Figure record extracts
::::::

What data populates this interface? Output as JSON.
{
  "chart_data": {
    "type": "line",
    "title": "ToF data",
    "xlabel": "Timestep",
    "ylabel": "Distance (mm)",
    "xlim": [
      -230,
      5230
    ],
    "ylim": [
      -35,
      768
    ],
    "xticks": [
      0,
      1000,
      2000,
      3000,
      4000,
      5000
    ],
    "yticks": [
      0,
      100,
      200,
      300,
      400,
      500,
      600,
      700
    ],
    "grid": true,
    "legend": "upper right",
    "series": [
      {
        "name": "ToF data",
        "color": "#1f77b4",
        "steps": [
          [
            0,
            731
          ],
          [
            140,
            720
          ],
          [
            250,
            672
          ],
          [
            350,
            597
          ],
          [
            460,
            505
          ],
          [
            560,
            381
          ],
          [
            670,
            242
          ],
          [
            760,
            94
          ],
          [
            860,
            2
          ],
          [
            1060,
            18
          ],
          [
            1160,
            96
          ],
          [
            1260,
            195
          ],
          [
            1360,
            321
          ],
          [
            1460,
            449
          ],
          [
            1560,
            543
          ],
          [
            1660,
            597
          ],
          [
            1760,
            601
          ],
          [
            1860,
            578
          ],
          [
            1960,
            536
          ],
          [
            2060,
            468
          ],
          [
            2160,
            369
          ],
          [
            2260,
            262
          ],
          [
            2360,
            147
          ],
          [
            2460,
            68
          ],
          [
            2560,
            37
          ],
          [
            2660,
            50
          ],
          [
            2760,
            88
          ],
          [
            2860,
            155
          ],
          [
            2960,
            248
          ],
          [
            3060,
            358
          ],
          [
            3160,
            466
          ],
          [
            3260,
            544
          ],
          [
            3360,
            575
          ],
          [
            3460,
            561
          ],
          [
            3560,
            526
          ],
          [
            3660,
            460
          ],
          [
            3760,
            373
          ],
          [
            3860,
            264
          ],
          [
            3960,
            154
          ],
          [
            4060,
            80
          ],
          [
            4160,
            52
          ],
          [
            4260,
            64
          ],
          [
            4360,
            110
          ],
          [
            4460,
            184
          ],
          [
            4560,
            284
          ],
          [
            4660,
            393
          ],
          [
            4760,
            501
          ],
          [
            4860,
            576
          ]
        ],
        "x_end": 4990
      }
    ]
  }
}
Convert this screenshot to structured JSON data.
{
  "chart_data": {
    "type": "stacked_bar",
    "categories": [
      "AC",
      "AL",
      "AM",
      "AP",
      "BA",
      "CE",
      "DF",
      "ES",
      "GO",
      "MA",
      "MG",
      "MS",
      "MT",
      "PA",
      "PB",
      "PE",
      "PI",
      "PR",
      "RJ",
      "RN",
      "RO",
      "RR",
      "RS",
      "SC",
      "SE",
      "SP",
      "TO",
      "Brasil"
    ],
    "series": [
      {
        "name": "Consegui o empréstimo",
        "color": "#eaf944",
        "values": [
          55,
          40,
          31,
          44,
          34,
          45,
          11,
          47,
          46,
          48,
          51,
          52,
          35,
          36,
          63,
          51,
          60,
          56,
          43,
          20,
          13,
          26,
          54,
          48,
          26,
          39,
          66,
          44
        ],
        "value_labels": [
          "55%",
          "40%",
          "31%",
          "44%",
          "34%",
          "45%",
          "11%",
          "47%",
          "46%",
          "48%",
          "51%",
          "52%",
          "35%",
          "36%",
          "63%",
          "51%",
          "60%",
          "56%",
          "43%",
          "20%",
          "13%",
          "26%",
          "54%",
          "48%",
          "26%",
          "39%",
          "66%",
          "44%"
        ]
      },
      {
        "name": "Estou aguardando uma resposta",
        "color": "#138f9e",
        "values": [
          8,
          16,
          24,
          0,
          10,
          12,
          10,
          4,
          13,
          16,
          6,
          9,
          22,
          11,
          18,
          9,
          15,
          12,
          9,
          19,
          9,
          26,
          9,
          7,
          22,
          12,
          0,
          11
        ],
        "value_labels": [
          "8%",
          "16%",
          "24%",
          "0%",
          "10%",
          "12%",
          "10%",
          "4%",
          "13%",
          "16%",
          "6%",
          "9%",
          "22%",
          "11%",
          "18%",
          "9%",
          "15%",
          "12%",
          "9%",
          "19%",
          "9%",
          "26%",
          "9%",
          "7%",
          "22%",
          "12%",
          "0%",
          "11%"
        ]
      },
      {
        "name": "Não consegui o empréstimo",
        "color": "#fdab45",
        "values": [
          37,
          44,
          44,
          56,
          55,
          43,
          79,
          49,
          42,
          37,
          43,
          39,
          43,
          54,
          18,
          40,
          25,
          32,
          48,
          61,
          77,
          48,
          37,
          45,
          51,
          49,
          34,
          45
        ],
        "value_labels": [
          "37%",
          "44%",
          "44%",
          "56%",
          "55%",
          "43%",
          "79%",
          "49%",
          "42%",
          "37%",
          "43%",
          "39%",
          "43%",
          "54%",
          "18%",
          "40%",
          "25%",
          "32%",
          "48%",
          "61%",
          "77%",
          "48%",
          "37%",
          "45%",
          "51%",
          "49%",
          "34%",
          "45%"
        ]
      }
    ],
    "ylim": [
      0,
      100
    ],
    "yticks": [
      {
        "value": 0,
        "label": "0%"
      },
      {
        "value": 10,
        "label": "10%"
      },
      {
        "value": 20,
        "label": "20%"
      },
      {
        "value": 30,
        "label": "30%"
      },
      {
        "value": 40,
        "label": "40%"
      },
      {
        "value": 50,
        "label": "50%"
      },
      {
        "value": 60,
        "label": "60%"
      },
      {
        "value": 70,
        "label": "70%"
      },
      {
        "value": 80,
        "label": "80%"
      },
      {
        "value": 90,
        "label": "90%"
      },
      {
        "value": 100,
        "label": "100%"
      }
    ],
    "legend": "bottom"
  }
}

::::::

• [EXERCISE DETAILS]: Repeat the data precisely, reproducing every entry.

• [RIGHT ANSWER]:
What data populates this interface? Output as JSON.
{
  "chart_data": {
    "type": "line",
    "title": "ToF data",
    "xlabel": "Timestep",
    "ylabel": "Distance (mm)",
    "xlim": [
      -230,
      5230
    ],
    "ylim": [
      -35,
      768
    ],
    "xticks": [
      0,
      1000,
      2000,
      3000,
      4000,
      5000
    ],
    "yticks": [
      0,
      100,
      200,
      300,
      400,
      500,
      600,
      700
    ],
    "grid": true,
    "legend": "upper right",
    "series": [
      {
        "name": "ToF data",
        "color": "#1f77b4",
        "steps": [
          [
            0,
            731
          ],
          [
            140,
            720
          ],
          [
            250,
            672
          ],
          [
            350,
            597
          ],
          [
            460,
            505
          ],
          [
            560,
            381
          ],
          [
            670,
            242
          ],
          [
            760,
            94
          ],
          [
            860,
            2
          ],
          [
            1060,
            18
          ],
          [
            1160,
            96
          ],
          [
            1260,
            195
          ],
          [
            1360,
            321
          ],
          [
            1460,
            449
          ],
          [
            1560,
            543
          ],
          [
            1660,
            597
          ],
          [
            1760,
            601
          ],
          [
            1860,
            578
          ],
          [
            1960,
            536
          ],
          [
            2060,
            468
          ],
          [
            2160,
            369
          ],
          [
            2260,
            262
          ],
          [
            2360,
            147
          ],
          [
            2460,
            68
          ],
          [
            2560,
            37
          ],
          [
            2660,
            50
          ],
          [
            2760,
            88
          ],
          [
            2860,
            155
          ],
          [
            2960,
            248
          ],
          [
            3060,
            358
          ],
          [
            3160,
            466
          ],
          [
            3260,
            544
          ],
          [
            3360,
            575
          ],
          [
            3460,
            561
          ],
          [
            3560,
            526
          ],
          [
            3660,
            460
          ],
          [
            3760,
            373
          ],
          [
            3860,
            264
          ],
          [
            3960,
            154
          ],
          [
            4060,
            80
          ],
          [
            4160,
            52
          ],
          [
            4260,
            64
          ],
          [
            4360,
            110
          ],
          [
            4460,
            184
          ],
          [
            4560,
            284
          ],
          [
            4660,
            393
          ],
          [
            4760,
            501
          ],
          [
            4860,
            576
          ]
        ],
        "x_end": 4990
      }
    ]
  }
}
Convert this screenshot to structured JSON data.
{
  "chart_data": {
    "type": "stacked_bar",
    "categories": [
      "AC",
      "AL",
      "AM",
      "AP",
      "BA",
      "CE",
      "DF",
      "ES",
      "GO",
      "MA",
      "MG",
      "MS",
      "MT",
      "PA",
      "PB",
      "PE",
      "PI",
      "PR",
      "RJ",
      "RN",
      "RO",
      "RR",
      "RS",
      "SC",
      "SE",
      "SP",
      "TO",
      "Brasil"
    ],
    "series": [
      {
        "name": "Consegui o empréstimo",
        "color": "#eaf944",
        "values": [
          55,
          40,
          31,
          44,
          34,
          45,
          11,
          47,
          46,
          48,
          51,
          52,
          35,
          36,
          63,
          51,
          60,
          56,
          43,
          20,
          13,
          26,
          54,
          48,
          26,
          39,
          66,
          44
        ],
        "value_labels": [
          "55%",
          "40%",
          "31%",
          "44%",
          "34%",
          "45%",
          "11%",
          "47%",
          "46%",
          "48%",
          "51%",
          "52%",
          "35%",
          "36%",
          "63%",
          "51%",
          "60%",
          "56%",
          "43%",
          "20%",
          "13%",
          "26%",
          "54%",
          "48%",
          "26%",
          "39%",
          "66%",
          "44%"
        ]
      },
      {
        "name": "Estou aguardando uma resposta",
        "color": "#138f9e",
        "values": [
          8,
          16,
          24,
          0,
          10,
          12,
          10,
          4,
          13,
          16,
          6,
          9,
          22,
          11,
          18,
          9,
          15,
          12,
          9,
          19,
          9,
          26,
          9,
          7,
          22,
          12,
          0,
          11
        ],
        "value_labels": [
          "8%",
          "16%",
          "24%",
          "0%",
          "10%",
          "12%",
          "10%",
          "4%",
          "13%",
          "16%",
          "6%",
          "9%",
          "22%",
          "11%",
          "18%",
          "9%",
          "15%",
          "12%",
          "9%",
          "19%",
          "9%",
          "26%",
          "9%",
          "7%",
          "22%",
          "12%",
          "0%",
          "11%"
        ]
      },
      {
        "name": "Não consegui o empréstimo",
        "color": "#fdab45",
        "values": [
          37,
          44,
          44,
          56,
          55,
          43,
          79,
          49,
          42,
          37,
          43,
          39,
          43,
          54,
          18,
          40,
          25,
          32,
          48,
          61,
          77,
          48,
          37,
          45,
          51,
          49,
          34,
          45
        ],
        "value_labels": [
          "37%",
          "44%",
          "44%",
          "56%",
          "55%",
          "43%",
          "79%",
          "49%",
          "42%",
          "37%",
          "43%",
          "39%",
          "43%",
          "54%",
          "18%",
          "40%",
          "25%",
          "32%",
          "48%",
          "61%",
          "77%",
          "48%",
          "37%",
          "45%",
          "51%",
          "49%",
          "34%",
          "45%"
        ]
      }
    ],
    "ylim": [
      0,
      100
    ],
    "yticks": [
      {
        "value": 0,
        "label": "0%"
      },
      {
        "value": 10,
        "label": "10%"
      },
      {
        "value": 20,
        "label": "20%"
      },
      {
        "value": 30,
        "label": "30%"
      },
      {
        "value": 40,
        "label": "40%"
      },
      {
        "value": 50,
        "label": "50%"
      },
      {
        "value": 60,
        "label": "60%"
      },
      {
        "value": 70,
        "label": "70%"
      },
      {
        "value": 80,
        "label": "80%"
      },
      {
        "value": 90,
        "label": "90%"
      },
      {
        "value": 100,
        "label": "100%"
      }
    ],
    "legend": "bottom"
  }
}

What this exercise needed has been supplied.